Saved data entries
************

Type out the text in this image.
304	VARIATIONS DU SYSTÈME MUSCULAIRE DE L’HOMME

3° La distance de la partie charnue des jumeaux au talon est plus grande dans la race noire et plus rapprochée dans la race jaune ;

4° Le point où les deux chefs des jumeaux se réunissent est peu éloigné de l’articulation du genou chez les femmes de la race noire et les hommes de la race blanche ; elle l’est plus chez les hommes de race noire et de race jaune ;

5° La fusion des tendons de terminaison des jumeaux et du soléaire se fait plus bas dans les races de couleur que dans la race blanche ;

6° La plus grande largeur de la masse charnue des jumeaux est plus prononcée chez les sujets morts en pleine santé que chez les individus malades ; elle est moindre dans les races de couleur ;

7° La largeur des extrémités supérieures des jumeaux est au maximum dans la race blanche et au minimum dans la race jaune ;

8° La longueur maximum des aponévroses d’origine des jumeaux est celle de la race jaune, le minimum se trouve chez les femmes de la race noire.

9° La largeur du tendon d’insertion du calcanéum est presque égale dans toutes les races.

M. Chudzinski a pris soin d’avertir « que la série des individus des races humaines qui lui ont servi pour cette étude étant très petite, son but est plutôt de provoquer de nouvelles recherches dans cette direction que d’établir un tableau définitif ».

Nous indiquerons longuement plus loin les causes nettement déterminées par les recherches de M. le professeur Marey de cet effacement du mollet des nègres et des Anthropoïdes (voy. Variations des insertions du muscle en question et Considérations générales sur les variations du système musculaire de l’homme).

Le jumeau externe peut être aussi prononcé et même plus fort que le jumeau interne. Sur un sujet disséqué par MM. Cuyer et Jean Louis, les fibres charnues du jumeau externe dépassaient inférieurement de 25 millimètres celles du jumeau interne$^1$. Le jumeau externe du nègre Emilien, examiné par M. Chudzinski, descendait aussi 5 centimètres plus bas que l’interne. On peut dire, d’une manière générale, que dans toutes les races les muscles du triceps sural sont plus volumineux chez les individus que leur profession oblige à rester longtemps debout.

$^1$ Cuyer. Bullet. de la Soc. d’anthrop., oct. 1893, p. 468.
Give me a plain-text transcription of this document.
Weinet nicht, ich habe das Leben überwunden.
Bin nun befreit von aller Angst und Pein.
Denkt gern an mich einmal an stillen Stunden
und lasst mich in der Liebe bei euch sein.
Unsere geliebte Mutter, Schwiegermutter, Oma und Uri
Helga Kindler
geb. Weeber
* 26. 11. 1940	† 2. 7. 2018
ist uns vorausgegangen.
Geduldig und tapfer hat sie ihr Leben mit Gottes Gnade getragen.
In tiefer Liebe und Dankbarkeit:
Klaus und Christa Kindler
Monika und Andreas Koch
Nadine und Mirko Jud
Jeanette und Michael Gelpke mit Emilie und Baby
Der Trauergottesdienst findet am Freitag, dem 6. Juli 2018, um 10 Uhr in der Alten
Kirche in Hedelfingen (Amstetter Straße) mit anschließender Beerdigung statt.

************

**What you should do**
Which lines of the data above contain "blanche"? Copy each one.

**Final result**
4° Le point où les deux chefs des jumeaux se réunissent est peu éloigné de l’articulation du genou chez les femmes de la race noire et les hommes de la race blanche ; elle l’est plus chez les hommes de race noire et de race jaune ;
5° La fusion des tendons de terminaison des jumeaux et du soléaire se fait plus bas dans les races de couleur que dans la race blanche ;
7° La largeur des extrémités supérieures des jumeaux est au maximum dans la race blanche et au minimum dans la race jaune ;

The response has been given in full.